--- Exercise set ---
A. Using the passage on Roschdy Zem, explain why he developed his range as an actor.
B. Write out the passage on Roschdy Zem word for word, starting with "Roschdy Zem (born" and going on through "Cannes Film Festival.".

--- Text segment ---
+===+

French Moroccan actor and film director

Roschdy Zem (born 27 September 1965) is a French actor and filmmaker of Moroccan descent. He shared the award for Best Actor for his role in the film Days of Glory at the 2006 Cannes Film Festival.

==Career==
Versatile and determined to not be typecast in "Beur" roles, Roschdy Zem developed his range, playing a general under Napoléon in Monsieur N. (2003), a Jewish father in Va, vis et deviens (Live and Become, 2005), and a transvestite in Change moi ma vie (Change My Life, 2001) alongside Fanny Ardant. He also appeared in roles highlighting issues in mainstream French society as well as in films promoting aspects of French and North African history such as Indigènes (Days of Glory, 2006) and Camping à la ferme (2005), based on a script from Azouz Begag.

In 2011, he directed the film Omar Killed Me, which was selected as the Moroccan entry for the Best Foreign Language Film at the 84th Academy Awards.

== Selected filmography ==

=== As actor ===
- 1987: Les keufs
- 1991: I Don't Kiss
- 1993: My Favorite Season
- 1995: Don't Forget You're Going to Die
- 1995: To Have (or Not)
- 1996: The Best Job in the World
- 1997: L'autre côté de la mer
- 1998: Those Who Love Me Can Take the Train
- 1998: Alice et Martin
- 1998: For Sale
- 1998: Louise (Take 2)
- 1999: The City
- 2000: Stand-by
- 2001: Change moi ma vie
- 2001: My Wife Is an Actress
- 2002: The Race
- 2003: Merci Docteur Rey
- 2003: Sansa
- 2004: 36
- 2005: Va, Vis et Deviens
- 2005: Camping à la ferme
- 2005: Le Petit Lieutenant
- 2006: Indigènes
- 2006: La Californie
- 2006: Mauvaise foi (also written and directed)
- 2007: Game of Four
- 2008: La fille de Monaco
- 2008: Go Fast
- 2008: La très très grande entreprise
- 2009: Commis d'office
- 2009: London River
- 2010: Outside the Law
- 2010: Point Blank
- 2010: Turk's Head
- 2010: Happy Few
- 2012: The Cold Light of Day, by Mabrouk El Mechri, as Zahir
- 2012: Une nuit, by Philippe Lefebvre, as Simon Weiss
- 2012: Mains armées, by Pierre Jolivet, as Lucas Scali
- 2012: Just like a Woman, by Rachid Bouchareb
- 2012: Collision, by David Marconi
- 2014: Bird People, by Pascale Ferran, as Simon
- 2014: La Rançon de la gloire
- 2014: On a failli être amies
- 2015: Alaska
- 2017: Les hommes du feu by Pierre Jolivet
- 2017: The Price of Success
- 2018: Nothing to Hide
- 2019: Oh Mercy!

+===+

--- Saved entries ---
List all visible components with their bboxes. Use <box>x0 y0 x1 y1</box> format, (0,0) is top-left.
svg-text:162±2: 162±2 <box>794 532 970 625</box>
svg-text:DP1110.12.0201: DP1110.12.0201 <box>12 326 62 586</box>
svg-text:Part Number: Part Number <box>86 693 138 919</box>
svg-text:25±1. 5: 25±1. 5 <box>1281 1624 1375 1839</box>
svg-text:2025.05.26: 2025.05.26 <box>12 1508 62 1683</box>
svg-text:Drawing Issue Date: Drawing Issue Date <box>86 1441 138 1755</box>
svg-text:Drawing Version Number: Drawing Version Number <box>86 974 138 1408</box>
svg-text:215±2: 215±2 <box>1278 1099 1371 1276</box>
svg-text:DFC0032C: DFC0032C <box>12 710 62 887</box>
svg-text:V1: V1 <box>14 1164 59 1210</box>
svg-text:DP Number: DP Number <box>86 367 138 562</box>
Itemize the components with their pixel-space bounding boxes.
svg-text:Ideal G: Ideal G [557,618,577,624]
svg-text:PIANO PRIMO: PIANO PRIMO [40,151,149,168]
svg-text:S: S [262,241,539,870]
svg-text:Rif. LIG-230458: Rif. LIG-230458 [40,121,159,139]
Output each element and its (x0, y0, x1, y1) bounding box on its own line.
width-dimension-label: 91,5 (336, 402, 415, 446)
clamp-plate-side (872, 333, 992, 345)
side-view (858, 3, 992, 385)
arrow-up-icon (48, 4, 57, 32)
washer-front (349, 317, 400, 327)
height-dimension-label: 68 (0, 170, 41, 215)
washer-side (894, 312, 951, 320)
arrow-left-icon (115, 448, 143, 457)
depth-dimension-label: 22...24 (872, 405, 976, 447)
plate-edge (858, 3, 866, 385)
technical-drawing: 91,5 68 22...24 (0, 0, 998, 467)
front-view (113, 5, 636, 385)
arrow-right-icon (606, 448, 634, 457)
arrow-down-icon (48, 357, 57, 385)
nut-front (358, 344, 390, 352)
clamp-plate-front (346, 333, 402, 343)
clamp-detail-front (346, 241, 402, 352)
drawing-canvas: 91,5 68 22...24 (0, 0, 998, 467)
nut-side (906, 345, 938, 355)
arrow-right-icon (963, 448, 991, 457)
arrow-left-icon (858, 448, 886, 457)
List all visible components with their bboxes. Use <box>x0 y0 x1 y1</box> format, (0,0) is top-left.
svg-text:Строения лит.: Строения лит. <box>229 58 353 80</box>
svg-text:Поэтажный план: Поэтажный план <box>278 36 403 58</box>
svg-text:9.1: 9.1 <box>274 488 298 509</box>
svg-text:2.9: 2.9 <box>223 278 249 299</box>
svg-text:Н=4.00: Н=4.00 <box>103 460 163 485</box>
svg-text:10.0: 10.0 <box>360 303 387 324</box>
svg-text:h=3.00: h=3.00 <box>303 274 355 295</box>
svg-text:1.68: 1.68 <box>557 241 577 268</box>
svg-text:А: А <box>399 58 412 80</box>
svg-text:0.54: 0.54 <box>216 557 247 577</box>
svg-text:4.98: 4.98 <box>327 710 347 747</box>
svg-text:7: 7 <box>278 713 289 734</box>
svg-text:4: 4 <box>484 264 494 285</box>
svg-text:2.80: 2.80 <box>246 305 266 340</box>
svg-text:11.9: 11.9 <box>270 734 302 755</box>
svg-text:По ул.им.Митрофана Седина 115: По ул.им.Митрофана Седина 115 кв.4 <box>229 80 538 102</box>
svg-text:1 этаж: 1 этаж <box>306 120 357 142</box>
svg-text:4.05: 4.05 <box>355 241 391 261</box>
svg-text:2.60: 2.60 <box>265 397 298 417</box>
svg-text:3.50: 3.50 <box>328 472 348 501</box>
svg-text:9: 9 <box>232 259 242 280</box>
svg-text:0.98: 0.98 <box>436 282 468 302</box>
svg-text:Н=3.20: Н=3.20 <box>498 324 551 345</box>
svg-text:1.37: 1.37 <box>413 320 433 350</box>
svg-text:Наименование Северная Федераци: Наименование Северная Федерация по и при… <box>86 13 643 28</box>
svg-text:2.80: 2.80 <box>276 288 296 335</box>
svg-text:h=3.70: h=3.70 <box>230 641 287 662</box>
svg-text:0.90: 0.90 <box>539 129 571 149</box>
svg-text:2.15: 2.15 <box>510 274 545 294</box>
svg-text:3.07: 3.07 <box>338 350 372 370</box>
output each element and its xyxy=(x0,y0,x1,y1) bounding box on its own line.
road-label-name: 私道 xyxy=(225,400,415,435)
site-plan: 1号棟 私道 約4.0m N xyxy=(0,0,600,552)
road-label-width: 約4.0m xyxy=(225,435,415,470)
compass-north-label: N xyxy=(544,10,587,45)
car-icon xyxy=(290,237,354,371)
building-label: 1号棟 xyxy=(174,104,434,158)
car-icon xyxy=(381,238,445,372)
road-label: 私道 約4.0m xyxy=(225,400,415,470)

+===+

--- Answer section ---
A. Roschdy Zem developed his range because he was determined not to be typecast in "Beur" roles. In doing so, he played parts such as a general under Napoléon in Monsieur N., a Jewish father in Va, vis et deviens, and a transvestite in Change moi ma vie.

B.
Roschdy Zem (born 27 September 1965) is a French actor and filmmaker of Moroccan descent. He shared the award for Best Actor for his role in the film Days of Glory at the 2006 Cannes Film Festival.